┌──

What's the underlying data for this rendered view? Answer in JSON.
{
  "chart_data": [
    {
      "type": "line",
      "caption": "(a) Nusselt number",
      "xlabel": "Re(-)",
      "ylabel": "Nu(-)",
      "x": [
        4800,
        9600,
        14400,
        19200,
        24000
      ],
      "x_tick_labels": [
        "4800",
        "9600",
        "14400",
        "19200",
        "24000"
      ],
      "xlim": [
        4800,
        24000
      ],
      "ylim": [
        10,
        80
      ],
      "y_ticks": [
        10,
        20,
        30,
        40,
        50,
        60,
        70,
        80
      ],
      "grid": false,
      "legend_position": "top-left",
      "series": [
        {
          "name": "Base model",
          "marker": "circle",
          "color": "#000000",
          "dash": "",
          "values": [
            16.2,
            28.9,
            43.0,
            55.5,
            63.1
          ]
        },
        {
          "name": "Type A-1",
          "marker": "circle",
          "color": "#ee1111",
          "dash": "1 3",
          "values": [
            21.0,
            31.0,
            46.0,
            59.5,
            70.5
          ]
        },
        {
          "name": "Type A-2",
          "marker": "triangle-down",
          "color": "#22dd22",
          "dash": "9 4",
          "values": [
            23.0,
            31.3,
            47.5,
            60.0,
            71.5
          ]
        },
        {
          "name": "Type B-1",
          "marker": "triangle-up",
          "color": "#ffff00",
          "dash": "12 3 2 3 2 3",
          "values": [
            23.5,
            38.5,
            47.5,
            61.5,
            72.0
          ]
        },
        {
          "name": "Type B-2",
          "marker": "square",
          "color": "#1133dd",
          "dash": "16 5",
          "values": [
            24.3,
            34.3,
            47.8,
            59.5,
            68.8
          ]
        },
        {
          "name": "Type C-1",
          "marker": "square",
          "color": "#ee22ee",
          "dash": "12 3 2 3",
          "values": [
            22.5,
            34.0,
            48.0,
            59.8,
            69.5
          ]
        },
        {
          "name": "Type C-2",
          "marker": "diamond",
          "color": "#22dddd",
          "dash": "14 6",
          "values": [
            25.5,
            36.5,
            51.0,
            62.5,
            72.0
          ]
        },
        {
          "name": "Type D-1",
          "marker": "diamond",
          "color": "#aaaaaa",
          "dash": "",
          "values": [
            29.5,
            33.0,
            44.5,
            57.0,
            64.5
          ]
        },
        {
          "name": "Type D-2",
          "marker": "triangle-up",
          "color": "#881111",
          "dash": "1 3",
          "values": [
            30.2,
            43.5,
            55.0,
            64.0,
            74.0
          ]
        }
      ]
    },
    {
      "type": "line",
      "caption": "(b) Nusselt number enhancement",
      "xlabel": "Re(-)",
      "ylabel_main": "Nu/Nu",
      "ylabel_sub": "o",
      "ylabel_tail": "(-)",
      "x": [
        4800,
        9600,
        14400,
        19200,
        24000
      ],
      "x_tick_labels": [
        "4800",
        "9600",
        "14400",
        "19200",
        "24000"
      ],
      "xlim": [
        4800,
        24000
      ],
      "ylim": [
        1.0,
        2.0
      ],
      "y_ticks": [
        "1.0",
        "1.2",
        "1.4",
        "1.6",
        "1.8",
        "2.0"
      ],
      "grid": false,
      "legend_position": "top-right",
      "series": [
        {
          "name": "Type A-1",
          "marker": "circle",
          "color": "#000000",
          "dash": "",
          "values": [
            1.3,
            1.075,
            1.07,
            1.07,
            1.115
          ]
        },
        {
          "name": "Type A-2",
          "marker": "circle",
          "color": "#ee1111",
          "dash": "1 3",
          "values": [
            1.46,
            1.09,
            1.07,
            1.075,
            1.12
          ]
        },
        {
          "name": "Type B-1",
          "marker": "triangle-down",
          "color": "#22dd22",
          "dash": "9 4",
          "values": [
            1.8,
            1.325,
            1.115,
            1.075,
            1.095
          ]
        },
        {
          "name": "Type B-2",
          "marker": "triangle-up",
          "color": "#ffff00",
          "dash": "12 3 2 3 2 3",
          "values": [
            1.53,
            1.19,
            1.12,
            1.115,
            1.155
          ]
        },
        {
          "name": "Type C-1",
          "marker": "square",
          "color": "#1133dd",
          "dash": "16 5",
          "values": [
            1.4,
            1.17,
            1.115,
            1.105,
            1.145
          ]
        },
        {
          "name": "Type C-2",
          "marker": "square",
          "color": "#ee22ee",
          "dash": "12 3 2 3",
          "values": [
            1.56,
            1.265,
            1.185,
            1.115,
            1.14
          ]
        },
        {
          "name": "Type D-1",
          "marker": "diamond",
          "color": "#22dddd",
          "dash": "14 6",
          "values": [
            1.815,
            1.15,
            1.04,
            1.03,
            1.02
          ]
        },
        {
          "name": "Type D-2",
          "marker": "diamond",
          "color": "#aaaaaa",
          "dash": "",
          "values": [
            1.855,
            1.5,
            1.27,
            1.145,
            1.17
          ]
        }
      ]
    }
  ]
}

└──

• _PROBLEM TO WORK ON_: Repeat all the records. Match each line exactly.

• _ANSWER TO THIS TASK_:
What's the underlying data for this rendered view? Answer in JSON.
{
  "chart_data": [
    {
      "type": "line",
      "caption": "(a) Nusselt number",
      "xlabel": "Re(-)",
      "ylabel": "Nu(-)",
      "x": [
        4800,
        9600,
        14400,
        19200,
        24000
      ],
      "x_tick_labels": [
        "4800",
        "9600",
        "14400",
        "19200",
        "24000"
      ],
      "xlim": [
        4800,
        24000
      ],
      "ylim": [
        10,
        80
      ],
      "y_ticks": [
        10,
        20,
        30,
        40,
        50,
        60,
        70,
        80
      ],
      "grid": false,
      "legend_position": "top-left",
      "series": [
        {
          "name": "Base model",
          "marker": "circle",
          "color": "#000000",
          "dash": "",
          "values": [
            16.2,
            28.9,
            43.0,
            55.5,
            63.1
          ]
        },
        {
          "name": "Type A-1",
          "marker": "circle",
          "color": "#ee1111",
          "dash": "1 3",
          "values": [
            21.0,
            31.0,
            46.0,
            59.5,
            70.5
          ]
        },
        {
          "name": "Type A-2",
          "marker": "triangle-down",
          "color": "#22dd22",
          "dash": "9 4",
          "values": [
            23.0,
            31.3,
            47.5,
            60.0,
            71.5
          ]
        },
        {
          "name": "Type B-1",
          "marker": "triangle-up",
          "color": "#ffff00",
          "dash": "12 3 2 3 2 3",
          "values": [
            23.5,
            38.5,
            47.5,
            61.5,
            72.0
          ]
        },
        {
          "name": "Type B-2",
          "marker": "square",
          "color": "#1133dd",
          "dash": "16 5",
          "values": [
            24.3,
            34.3,
            47.8,
            59.5,
            68.8
          ]
        },
        {
          "name": "Type C-1",
          "marker": "square",
          "color": "#ee22ee",
          "dash": "12 3 2 3",
          "values": [
            22.5,
            34.0,
            48.0,
            59.8,
            69.5
          ]
        },
        {
          "name": "Type C-2",
          "marker": "diamond",
          "color": "#22dddd",
          "dash": "14 6",
          "values": [
            25.5,
            36.5,
            51.0,
            62.5,
            72.0
          ]
        },
        {
          "name": "Type D-1",
          "marker": "diamond",
          "color": "#aaaaaa",
          "dash": "",
          "values": [
            29.5,
            33.0,
            44.5,
            57.0,
            64.5
          ]
        },
        {
          "name": "Type D-2",
          "marker": "triangle-up",
          "color": "#881111",
          "dash": "1 3",
          "values": [
            30.2,
            43.5,
            55.0,
            64.0,
            74.0
          ]
        }
      ]
    },
    {
      "type": "line",
      "caption": "(b) Nusselt number enhancement",
      "xlabel": "Re(-)",
      "ylabel_main": "Nu/Nu",
      "ylabel_sub": "o",
      "ylabel_tail": "(-)",
      "x": [
        4800,
        9600,
        14400,
        19200,
        24000
      ],
      "x_tick_labels": [
        "4800",
        "9600",
        "14400",
        "19200",
        "24000"
      ],
      "xlim": [
        4800,
        24000
      ],
      "ylim": [
        1.0,
        2.0
      ],
      "y_ticks": [
        "1.0",
        "1.2",
        "1.4",
        "1.6",
        "1.8",
        "2.0"
      ],
      "grid": false,
      "legend_position": "top-right",
      "series": [
        {
          "name": "Type A-1",
          "marker": "circle",
          "color": "#000000",
          "dash": "",
          "values": [
            1.3,
            1.075,
            1.07,
            1.07,
            1.115
          ]
        },
        {
          "name": "Type A-2",
          "marker": "circle",
          "color": "#ee1111",
          "dash": "1 3",
          "values": [
            1.46,
            1.09,
            1.07,
            1.075,
            1.12
          ]
        },
        {
          "name": "Type B-1",
          "marker": "triangle-down",
          "color": "#22dd22",
          "dash": "9 4",
          "values": [
            1.8,
            1.325,
            1.115,
            1.075,
            1.095
          ]
        },
        {
          "name": "Type B-2",
          "marker": "triangle-up",
          "color": "#ffff00",
          "dash": "12 3 2 3 2 3",
          "values": [
            1.53,
            1.19,
            1.12,
            1.115,
            1.155
          ]
        },
        {
          "name": "Type C-1",
          "marker": "square",
          "color": "#1133dd",
          "dash": "16 5",
          "values": [
            1.4,
            1.17,
            1.115,
            1.105,
            1.145
          ]
        },
        {
          "name": "Type C-2",
          "marker": "square",
          "color": "#ee22ee",
          "dash": "12 3 2 3",
          "values": [
            1.56,
            1.265,
            1.185,
            1.115,
            1.14
          ]
        },
        {
          "name": "Type D-1",
          "marker": "diamond",
          "color": "#22dddd",
          "dash": "14 6",
          "values": [
            1.815,
            1.15,
            1.04,
            1.03,
            1.02
          ]
        },
        {
          "name": "Type D-2",
          "marker": "diamond",
          "color": "#aaaaaa",
          "dash": "",
          "values": [
            1.855,
            1.5,
            1.27,
            1.145,
            1.17
          ]
        }
      ]
    }
  ]
}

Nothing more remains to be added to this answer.